Stored entries:
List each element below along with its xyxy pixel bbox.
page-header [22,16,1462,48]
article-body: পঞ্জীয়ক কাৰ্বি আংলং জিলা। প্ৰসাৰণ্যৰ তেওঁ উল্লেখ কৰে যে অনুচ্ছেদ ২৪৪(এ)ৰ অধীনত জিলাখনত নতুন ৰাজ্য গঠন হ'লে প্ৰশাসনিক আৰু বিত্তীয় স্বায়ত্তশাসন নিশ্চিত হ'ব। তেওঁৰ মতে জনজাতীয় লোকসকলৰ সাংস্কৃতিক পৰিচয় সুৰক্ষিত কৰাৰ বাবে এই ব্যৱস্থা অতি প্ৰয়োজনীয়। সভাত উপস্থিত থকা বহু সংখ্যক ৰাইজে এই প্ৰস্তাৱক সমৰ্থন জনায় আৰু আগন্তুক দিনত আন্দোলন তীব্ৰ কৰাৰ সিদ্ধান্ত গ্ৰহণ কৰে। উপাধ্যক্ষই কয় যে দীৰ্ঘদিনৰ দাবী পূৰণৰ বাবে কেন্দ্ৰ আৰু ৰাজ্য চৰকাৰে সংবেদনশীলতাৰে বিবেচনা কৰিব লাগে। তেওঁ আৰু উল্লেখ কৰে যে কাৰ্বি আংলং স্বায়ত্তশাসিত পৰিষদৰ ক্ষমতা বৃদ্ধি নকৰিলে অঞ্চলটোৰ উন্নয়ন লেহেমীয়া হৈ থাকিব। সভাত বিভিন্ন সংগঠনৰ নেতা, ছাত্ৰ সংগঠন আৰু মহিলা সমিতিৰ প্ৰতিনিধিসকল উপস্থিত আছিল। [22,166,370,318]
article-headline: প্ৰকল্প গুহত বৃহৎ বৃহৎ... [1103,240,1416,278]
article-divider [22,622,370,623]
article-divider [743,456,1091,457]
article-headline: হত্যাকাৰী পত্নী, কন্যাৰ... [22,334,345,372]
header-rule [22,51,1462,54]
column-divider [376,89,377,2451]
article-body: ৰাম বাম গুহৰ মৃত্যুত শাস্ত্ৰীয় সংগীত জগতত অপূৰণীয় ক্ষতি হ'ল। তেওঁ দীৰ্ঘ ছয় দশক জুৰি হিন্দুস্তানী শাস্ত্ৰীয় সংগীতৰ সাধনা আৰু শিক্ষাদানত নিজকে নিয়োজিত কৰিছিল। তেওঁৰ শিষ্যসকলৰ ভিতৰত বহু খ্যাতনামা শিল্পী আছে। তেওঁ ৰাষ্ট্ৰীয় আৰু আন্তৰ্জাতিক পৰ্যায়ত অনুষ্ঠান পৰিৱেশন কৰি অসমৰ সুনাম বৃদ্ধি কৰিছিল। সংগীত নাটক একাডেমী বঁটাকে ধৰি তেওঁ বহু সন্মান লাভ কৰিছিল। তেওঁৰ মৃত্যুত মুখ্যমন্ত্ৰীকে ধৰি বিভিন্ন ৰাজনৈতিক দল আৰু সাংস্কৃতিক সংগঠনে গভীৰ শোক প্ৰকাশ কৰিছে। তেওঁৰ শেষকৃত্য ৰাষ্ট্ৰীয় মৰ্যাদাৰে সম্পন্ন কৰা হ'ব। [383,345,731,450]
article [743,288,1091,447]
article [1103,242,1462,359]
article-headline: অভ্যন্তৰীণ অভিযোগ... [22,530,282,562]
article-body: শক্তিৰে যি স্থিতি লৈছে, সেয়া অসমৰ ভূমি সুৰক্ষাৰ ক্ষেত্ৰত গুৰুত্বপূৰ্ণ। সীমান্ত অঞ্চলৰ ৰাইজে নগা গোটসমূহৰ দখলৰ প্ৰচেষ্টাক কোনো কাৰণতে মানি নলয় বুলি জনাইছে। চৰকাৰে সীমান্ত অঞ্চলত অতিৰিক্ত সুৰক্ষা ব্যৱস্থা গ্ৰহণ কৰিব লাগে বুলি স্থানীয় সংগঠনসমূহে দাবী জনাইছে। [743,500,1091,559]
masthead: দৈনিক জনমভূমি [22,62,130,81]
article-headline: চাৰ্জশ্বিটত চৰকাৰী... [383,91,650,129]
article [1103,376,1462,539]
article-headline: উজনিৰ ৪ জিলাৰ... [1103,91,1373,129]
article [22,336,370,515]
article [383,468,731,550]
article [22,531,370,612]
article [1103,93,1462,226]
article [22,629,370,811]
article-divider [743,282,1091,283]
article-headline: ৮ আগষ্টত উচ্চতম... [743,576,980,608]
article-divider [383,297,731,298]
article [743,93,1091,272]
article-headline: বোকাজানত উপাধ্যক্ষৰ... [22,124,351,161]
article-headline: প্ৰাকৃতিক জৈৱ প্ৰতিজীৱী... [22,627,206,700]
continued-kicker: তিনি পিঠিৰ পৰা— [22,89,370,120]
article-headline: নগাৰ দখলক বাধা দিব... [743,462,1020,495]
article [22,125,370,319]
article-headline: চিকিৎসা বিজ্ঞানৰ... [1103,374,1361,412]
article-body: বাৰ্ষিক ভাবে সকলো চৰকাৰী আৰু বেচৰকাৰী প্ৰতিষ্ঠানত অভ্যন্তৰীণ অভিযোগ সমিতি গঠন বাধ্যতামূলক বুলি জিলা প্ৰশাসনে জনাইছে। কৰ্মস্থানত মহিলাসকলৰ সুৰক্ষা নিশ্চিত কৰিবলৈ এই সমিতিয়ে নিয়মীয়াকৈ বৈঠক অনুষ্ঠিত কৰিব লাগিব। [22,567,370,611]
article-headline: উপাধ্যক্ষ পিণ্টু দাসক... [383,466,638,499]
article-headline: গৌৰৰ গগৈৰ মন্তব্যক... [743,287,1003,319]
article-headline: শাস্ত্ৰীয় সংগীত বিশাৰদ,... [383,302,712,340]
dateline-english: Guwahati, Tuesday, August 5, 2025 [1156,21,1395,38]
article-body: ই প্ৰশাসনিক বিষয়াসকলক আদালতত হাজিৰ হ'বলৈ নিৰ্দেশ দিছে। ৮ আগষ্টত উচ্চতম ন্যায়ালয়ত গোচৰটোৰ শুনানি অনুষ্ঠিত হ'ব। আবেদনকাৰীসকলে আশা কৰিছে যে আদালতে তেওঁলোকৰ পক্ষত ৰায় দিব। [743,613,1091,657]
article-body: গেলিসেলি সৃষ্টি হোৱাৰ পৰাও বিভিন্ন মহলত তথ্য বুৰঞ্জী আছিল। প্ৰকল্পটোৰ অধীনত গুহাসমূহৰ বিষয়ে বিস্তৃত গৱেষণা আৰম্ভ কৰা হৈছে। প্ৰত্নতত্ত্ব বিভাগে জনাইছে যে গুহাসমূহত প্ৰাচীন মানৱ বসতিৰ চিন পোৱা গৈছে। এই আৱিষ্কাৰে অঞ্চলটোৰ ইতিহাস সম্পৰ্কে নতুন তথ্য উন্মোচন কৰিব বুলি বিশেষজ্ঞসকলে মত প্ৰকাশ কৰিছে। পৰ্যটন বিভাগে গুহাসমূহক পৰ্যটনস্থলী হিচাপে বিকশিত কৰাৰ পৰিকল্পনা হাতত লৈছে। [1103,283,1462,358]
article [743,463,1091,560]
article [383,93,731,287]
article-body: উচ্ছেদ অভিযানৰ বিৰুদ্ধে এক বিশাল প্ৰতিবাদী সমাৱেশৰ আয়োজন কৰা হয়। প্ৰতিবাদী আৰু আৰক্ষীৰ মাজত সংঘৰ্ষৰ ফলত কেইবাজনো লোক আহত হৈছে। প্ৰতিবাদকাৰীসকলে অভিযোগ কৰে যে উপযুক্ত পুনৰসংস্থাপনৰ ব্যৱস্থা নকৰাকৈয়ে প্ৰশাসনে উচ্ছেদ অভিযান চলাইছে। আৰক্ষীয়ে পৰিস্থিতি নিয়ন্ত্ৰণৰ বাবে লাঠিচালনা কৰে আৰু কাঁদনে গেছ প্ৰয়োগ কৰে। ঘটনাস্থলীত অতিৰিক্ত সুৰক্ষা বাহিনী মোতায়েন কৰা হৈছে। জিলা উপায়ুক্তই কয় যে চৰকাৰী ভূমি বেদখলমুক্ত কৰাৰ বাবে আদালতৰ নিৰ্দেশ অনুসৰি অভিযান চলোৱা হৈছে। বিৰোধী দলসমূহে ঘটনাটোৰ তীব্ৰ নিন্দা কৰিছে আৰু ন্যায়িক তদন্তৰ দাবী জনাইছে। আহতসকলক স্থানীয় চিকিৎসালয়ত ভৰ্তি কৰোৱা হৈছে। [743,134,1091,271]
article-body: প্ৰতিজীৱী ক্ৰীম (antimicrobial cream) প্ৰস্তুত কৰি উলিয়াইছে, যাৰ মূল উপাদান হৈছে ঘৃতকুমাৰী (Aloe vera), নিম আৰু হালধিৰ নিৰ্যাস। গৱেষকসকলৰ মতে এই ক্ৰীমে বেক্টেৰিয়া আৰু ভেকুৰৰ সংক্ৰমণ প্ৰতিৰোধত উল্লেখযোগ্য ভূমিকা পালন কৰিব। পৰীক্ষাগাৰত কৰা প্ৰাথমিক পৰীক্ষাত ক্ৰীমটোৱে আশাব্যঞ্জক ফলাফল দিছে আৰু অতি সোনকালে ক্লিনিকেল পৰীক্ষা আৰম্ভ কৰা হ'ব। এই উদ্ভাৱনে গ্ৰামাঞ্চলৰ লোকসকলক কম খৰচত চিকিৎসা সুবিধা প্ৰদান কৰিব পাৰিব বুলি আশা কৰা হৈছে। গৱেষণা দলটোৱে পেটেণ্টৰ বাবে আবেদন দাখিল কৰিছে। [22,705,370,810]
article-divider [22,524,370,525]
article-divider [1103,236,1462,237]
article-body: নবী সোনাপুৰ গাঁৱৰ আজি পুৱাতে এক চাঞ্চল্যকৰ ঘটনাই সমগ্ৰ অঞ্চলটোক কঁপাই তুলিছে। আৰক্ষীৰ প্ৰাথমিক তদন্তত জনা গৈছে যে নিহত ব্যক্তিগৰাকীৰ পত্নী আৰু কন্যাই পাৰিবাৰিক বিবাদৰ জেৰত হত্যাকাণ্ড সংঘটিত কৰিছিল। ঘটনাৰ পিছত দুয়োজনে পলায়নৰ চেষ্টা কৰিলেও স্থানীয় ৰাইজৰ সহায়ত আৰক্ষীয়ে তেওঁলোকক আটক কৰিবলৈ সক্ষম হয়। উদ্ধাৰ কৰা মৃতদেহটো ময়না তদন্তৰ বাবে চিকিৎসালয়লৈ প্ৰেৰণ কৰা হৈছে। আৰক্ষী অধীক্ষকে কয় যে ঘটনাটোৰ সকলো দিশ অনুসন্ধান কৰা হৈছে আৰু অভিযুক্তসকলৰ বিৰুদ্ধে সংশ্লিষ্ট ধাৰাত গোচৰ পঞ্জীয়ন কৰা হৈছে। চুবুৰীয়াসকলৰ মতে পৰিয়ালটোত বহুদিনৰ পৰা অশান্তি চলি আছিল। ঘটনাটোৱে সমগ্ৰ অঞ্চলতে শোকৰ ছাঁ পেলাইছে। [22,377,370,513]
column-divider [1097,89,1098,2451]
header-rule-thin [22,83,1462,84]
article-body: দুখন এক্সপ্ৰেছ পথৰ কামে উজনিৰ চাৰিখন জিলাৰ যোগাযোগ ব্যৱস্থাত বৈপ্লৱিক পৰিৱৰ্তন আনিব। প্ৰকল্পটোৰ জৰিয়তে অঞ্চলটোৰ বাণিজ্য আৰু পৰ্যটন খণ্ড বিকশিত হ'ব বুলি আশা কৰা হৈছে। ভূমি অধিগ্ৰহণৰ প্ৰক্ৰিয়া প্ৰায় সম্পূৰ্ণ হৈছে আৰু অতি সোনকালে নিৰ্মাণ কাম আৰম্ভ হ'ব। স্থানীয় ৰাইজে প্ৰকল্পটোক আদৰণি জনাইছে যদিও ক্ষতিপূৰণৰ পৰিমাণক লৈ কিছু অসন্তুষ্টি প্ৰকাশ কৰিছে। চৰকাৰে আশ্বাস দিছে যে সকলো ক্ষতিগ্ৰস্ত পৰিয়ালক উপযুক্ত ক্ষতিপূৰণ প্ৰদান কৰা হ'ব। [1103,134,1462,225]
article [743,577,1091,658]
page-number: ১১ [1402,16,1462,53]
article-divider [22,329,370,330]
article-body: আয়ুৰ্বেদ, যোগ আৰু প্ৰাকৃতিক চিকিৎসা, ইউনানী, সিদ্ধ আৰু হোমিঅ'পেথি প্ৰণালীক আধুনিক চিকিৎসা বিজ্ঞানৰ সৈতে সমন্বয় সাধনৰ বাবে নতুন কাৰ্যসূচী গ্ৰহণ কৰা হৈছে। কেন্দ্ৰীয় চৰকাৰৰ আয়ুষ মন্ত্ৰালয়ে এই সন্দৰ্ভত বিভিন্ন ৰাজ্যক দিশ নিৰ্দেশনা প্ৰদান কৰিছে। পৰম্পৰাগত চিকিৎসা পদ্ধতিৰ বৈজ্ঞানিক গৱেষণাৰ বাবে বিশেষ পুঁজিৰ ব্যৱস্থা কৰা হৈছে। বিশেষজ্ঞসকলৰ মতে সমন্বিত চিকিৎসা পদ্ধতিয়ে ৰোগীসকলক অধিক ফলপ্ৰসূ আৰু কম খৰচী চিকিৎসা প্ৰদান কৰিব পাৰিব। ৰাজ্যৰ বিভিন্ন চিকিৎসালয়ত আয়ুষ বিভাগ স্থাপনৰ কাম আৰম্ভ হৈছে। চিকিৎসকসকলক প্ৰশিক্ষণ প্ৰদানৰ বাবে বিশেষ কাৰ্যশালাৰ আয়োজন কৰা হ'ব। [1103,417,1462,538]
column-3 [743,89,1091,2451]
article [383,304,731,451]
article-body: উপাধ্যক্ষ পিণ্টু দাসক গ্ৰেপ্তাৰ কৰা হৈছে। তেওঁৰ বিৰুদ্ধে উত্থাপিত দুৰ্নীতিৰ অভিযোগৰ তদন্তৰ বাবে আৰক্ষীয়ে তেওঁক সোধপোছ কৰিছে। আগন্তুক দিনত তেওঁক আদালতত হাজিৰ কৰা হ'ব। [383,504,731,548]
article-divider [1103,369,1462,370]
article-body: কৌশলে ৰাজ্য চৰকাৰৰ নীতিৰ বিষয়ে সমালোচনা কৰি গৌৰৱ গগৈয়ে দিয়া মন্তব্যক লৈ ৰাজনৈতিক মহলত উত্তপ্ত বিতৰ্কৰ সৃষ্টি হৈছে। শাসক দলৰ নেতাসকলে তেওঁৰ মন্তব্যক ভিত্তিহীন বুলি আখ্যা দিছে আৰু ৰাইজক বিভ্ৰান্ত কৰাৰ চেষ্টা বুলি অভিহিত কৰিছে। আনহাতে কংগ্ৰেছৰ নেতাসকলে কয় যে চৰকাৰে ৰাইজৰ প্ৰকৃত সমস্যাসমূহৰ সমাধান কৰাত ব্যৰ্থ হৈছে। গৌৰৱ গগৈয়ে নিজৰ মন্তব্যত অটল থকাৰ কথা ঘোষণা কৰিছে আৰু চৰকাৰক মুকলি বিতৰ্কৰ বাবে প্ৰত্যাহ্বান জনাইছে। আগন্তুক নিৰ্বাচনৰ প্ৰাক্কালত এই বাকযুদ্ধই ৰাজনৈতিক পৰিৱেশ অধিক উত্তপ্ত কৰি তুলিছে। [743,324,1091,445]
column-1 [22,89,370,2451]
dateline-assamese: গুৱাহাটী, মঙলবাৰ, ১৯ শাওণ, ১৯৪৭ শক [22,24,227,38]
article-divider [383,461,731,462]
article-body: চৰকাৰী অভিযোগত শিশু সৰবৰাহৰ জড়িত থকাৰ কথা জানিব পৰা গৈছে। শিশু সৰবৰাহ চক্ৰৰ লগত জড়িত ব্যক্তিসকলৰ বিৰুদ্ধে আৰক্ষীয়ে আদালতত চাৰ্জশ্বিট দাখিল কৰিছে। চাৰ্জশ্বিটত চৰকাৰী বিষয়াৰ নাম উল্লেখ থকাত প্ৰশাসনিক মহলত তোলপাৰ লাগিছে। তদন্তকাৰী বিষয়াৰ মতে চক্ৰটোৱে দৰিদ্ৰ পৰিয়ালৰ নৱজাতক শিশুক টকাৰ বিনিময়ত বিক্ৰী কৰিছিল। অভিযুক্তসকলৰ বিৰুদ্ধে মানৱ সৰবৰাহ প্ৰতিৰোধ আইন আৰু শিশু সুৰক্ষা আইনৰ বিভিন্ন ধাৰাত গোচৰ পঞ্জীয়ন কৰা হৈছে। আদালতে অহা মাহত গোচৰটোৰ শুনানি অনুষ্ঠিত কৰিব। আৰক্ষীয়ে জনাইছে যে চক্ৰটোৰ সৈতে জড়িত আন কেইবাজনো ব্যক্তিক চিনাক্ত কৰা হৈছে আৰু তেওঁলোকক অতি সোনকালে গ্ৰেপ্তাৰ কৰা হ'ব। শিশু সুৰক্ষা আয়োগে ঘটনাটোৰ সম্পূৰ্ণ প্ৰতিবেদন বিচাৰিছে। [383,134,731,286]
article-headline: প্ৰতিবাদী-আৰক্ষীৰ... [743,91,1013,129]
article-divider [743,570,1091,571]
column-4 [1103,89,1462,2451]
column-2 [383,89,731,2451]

Job: Quote the items verbatim, from their first line through the line containing "article [22,336,370,515]", with both of those lines included.

Correct response:
List each element below along with its xyxy pixel bbox.
page-header [22,16,1462,48]
article-body: পঞ্জীয়ক কাৰ্বি আংলং জিলা। প্ৰসাৰণ্যৰ তেওঁ উল্লেখ কৰে যে অনুচ্ছেদ ২৪৪(এ)ৰ অধীনত জিলাখনত নতুন ৰাজ্য গঠন হ'লে প্ৰশাসনিক আৰু বিত্তীয় স্বায়ত্তশাসন নিশ্চিত হ'ব। তেওঁৰ মতে জনজাতীয় লোকসকলৰ সাংস্কৃতিক পৰিচয় সুৰক্ষিত কৰাৰ বাবে এই ব্যৱস্থা অতি প্ৰয়োজনীয়। সভাত উপস্থিত থকা বহু সংখ্যক ৰাইজে এই প্ৰস্তাৱক সমৰ্থন জনায় আৰু আগন্তুক দিনত আন্দোলন তীব্ৰ কৰাৰ সিদ্ধান্ত গ্ৰহণ কৰে। উপাধ্যক্ষই কয় যে দীৰ্ঘদিনৰ দাবী পূৰণৰ বাবে কেন্দ্ৰ আৰু ৰাজ্য চৰকাৰে সংবেদনশীলতাৰে বিবেচনা কৰিব লাগে। তেওঁ আৰু উল্লেখ কৰে যে কাৰ্বি আংলং স্বায়ত্তশাসিত পৰিষদৰ ক্ষমতা বৃদ্ধি নকৰিলে অঞ্চলটোৰ উন্নয়ন লেহেমীয়া হৈ থাকিব। সভাত বিভিন্ন সংগঠনৰ নেতা, ছাত্ৰ সংগঠন আৰু মহিলা সমিতিৰ প্ৰতিনিধিসকল উপস্থিত আছিল। [22,166,370,318]
article-headline: প্ৰকল্প গুহত বৃহৎ বৃহৎ... [1103,240,1416,278]
article-divider [22,622,370,623]
article-divider [743,456,1091,457]
article-headline: হত্যাকাৰী পত্নী, কন্যাৰ... [22,334,345,372]
header-rule [22,51,1462,54]
column-divider [376,89,377,2451]
article-body: ৰাম বাম গুহৰ মৃত্যুত শাস্ত্ৰীয় সংগীত জগতত অপূৰণীয় ক্ষতি হ'ল। তেওঁ দীৰ্ঘ ছয় দশক জুৰি হিন্দুস্তানী শাস্ত্ৰীয় সংগীতৰ সাধনা আৰু শিক্ষাদানত নিজকে নিয়োজিত কৰিছিল। তেওঁৰ শিষ্যসকলৰ ভিতৰত বহু খ্যাতনামা শিল্পী আছে। তেওঁ ৰাষ্ট্ৰীয় আৰু আন্তৰ্জাতিক পৰ্যায়ত অনুষ্ঠান পৰিৱেশন কৰি অসমৰ সুনাম বৃদ্ধি কৰিছিল। সংগীত নাটক একাডেমী বঁটাকে ধৰি তেওঁ বহু সন্মান লাভ কৰিছিল। তেওঁৰ মৃত্যুত মুখ্যমন্ত্ৰীকে ধৰি বিভিন্ন ৰাজনৈতিক দল আৰু সাংস্কৃতিক সংগঠনে গভীৰ শোক প্ৰকাশ কৰিছে। তেওঁৰ শেষকৃত্য ৰাষ্ট্ৰীয় মৰ্যাদাৰে সম্পন্ন কৰা হ'ব। [383,345,731,450]
article [743,288,1091,447]
article [1103,242,1462,359]
article-headline: অভ্যন্তৰীণ অভিযোগ... [22,530,282,562]
article-body: শক্তিৰে যি স্থিতি লৈছে, সেয়া অসমৰ ভূমি সুৰক্ষাৰ ক্ষেত্ৰত গুৰুত্বপূৰ্ণ। সীমান্ত অঞ্চলৰ ৰাইজে নগা গোটসমূহৰ দখলৰ প্ৰচেষ্টাক কোনো কাৰণতে মানি নলয় বুলি জনাইছে। চৰকাৰে সীমান্ত অঞ্চলত অতিৰিক্ত সুৰক্ষা ব্যৱস্থা গ্ৰহণ কৰিব লাগে বুলি স্থানীয় সংগঠনসমূহে দাবী জনাইছে। [743,500,1091,559]
masthead: দৈনিক জনমভূমি [22,62,130,81]
article-headline: চাৰ্জশ্বিটত চৰকাৰী... [383,91,650,129]
article [1103,376,1462,539]
article-headline: উজনিৰ ৪ জিলাৰ... [1103,91,1373,129]
article [22,336,370,515]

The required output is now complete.